GIVEN INSTRUCTION – In the listing below, pick out lines with "Thanh".

— Start of RAW DATA —

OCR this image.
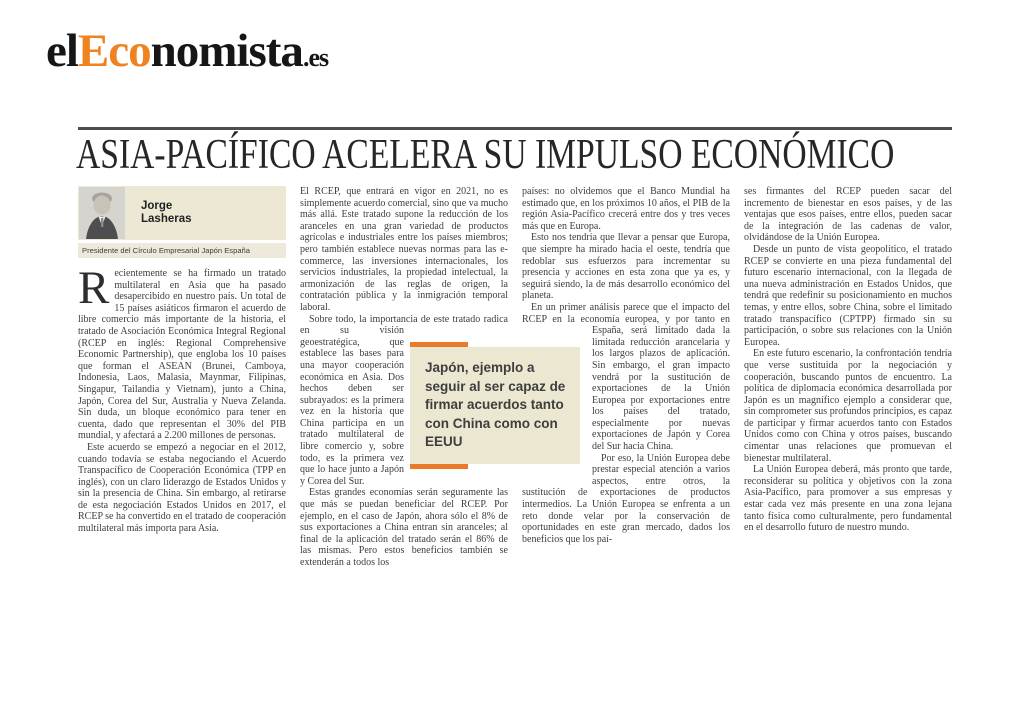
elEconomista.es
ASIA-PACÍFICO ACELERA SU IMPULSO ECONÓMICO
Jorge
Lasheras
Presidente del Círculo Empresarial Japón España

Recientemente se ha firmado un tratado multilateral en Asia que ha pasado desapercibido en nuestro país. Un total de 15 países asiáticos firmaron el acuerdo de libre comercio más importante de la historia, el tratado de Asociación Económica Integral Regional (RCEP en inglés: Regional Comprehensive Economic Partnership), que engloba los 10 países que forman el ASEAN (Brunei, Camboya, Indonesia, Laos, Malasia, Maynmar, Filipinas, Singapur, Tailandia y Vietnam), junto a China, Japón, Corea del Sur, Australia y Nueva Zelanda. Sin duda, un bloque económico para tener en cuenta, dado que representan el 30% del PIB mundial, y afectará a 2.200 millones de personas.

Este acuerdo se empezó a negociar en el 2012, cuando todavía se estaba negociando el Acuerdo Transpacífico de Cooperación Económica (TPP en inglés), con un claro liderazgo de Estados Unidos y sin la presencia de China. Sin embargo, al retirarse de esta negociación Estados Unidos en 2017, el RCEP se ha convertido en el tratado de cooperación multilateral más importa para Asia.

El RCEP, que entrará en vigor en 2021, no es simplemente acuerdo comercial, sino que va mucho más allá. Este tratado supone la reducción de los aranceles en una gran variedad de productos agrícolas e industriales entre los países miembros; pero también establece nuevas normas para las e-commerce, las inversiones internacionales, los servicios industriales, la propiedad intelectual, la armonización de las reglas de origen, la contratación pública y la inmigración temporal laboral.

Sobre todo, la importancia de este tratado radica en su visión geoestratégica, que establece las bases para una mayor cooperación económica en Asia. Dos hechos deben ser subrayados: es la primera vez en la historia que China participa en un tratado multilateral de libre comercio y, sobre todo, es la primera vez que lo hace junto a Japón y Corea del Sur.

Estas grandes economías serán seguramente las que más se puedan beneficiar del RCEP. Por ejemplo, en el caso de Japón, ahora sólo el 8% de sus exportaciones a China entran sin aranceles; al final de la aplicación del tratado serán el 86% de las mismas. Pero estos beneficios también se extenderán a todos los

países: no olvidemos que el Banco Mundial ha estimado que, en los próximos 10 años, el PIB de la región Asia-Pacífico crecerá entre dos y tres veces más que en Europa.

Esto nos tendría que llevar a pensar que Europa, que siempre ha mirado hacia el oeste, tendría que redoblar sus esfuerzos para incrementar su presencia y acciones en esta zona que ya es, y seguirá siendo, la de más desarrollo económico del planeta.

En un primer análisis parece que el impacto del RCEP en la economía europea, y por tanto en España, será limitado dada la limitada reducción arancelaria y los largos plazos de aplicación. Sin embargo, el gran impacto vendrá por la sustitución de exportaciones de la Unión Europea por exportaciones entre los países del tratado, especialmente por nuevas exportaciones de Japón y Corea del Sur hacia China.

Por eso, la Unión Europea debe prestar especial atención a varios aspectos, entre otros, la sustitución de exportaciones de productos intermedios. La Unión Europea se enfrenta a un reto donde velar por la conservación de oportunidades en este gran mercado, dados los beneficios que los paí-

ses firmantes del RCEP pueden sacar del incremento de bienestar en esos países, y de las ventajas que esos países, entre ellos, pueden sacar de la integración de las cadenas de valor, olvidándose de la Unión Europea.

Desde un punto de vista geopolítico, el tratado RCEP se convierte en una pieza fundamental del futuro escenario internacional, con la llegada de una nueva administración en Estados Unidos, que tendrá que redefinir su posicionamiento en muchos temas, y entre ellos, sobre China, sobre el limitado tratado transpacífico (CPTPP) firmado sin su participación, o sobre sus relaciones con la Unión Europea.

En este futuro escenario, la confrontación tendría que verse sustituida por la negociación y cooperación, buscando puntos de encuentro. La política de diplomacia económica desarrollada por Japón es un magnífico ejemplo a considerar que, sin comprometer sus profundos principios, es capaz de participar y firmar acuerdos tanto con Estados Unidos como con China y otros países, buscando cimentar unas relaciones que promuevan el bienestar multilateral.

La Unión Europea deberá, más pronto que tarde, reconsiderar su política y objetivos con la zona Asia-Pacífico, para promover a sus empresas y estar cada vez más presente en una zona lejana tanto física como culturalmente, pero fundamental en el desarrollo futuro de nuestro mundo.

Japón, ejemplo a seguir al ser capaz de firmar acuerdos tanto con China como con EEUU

— End of RAW DATA —
— Start of RAW DATA —

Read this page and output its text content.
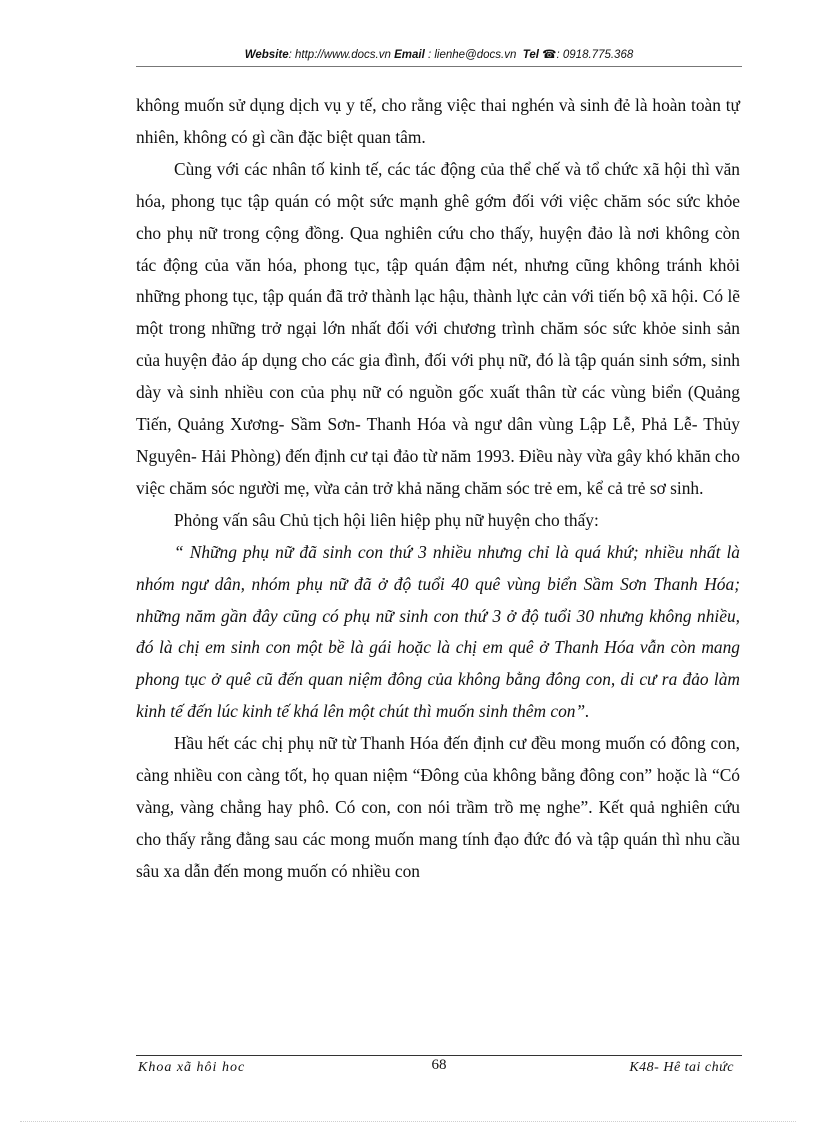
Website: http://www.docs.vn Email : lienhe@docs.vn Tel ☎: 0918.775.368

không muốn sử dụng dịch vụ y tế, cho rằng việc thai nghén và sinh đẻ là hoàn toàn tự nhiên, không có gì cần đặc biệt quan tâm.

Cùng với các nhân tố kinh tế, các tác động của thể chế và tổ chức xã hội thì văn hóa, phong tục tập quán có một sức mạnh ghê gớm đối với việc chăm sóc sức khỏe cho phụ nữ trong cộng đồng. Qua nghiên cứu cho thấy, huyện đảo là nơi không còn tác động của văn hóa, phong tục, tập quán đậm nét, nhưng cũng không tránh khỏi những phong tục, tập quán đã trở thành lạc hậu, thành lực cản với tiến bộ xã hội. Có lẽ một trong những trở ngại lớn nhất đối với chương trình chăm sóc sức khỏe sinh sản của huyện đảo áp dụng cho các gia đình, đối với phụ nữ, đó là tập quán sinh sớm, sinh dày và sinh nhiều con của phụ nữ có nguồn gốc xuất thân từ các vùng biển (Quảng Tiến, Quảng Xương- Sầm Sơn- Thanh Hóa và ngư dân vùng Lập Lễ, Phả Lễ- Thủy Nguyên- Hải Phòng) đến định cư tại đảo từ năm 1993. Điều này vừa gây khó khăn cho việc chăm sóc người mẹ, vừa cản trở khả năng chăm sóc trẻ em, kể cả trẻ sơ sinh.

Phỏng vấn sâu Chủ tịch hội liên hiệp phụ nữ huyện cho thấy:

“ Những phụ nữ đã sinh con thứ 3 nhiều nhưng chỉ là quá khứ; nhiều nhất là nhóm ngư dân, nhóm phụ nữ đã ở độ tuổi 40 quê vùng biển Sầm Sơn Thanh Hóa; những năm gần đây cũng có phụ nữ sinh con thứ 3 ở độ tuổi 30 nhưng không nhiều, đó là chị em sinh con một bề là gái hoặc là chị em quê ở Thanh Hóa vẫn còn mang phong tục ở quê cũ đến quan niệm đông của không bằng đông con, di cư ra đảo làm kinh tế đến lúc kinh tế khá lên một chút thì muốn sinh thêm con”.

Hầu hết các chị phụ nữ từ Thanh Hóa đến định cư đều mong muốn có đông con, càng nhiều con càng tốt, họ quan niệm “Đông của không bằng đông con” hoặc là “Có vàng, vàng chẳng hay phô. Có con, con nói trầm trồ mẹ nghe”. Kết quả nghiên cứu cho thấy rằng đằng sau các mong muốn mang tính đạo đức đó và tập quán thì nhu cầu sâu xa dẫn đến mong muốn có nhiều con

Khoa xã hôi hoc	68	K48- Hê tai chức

— End of RAW DATA —

TASK RESULT –
Cùng với các nhân tố kinh tế, các tác động của thể chế và tổ chức xã hội thì văn hóa, phong tục tập quán có một sức mạnh ghê gớm đối với việc chăm sóc sức khỏe cho phụ nữ trong cộng đồng. Qua nghiên cứu cho thấy, huyện đảo là nơi không còn tác động của văn hóa, phong tục, tập quán đậm nét, nhưng cũng không tránh khỏi những phong tục, tập quán đã trở thành lạc hậu, thành lực cản với tiến bộ xã hội. Có lẽ một trong những trở ngại lớn nhất đối với chương trình chăm sóc sức khỏe sinh sản của huyện đảo áp dụng cho các gia đình, đối với phụ nữ, đó là tập quán sinh sớm, sinh dày và sinh nhiều con của phụ nữ có nguồn gốc xuất thân từ các vùng biển (Quảng Tiến, Quảng Xương- Sầm Sơn- Thanh Hóa và ngư dân vùng Lập Lễ, Phả Lễ- Thủy Nguyên- Hải Phòng) đến định cư tại đảo từ năm 1993. Điều này vừa gây khó khăn cho việc chăm sóc người mẹ, vừa cản trở khả năng chăm sóc trẻ em, kể cả trẻ sơ sinh.
“ Những phụ nữ đã sinh con thứ 3 nhiều nhưng chỉ là quá khứ; nhiều nhất là nhóm ngư dân, nhóm phụ nữ đã ở độ tuổi 40 quê vùng biển Sầm Sơn Thanh Hóa; những năm gần đây cũng có phụ nữ sinh con thứ 3 ở độ tuổi 30 nhưng không nhiều, đó là chị em sinh con một bề là gái hoặc là chị em quê ở Thanh Hóa vẫn còn mang phong tục ở quê cũ đến quan niệm đông của không bằng đông con, di cư ra đảo làm kinh tế đến lúc kinh tế khá lên một chút thì muốn sinh thêm con”.
Hầu hết các chị phụ nữ từ Thanh Hóa đến định cư đều mong muốn có đông con, càng nhiều con càng tốt, họ quan niệm “Đông của không bằng đông con” hoặc là “Có vàng, vàng chẳng hay phô. Có con, con nói trầm trồ mẹ nghe”. Kết quả nghiên cứu cho thấy rằng đằng sau các mong muốn mang tính đạo đức đó và tập quán thì nhu cầu sâu xa dẫn đến mong muốn có nhiều con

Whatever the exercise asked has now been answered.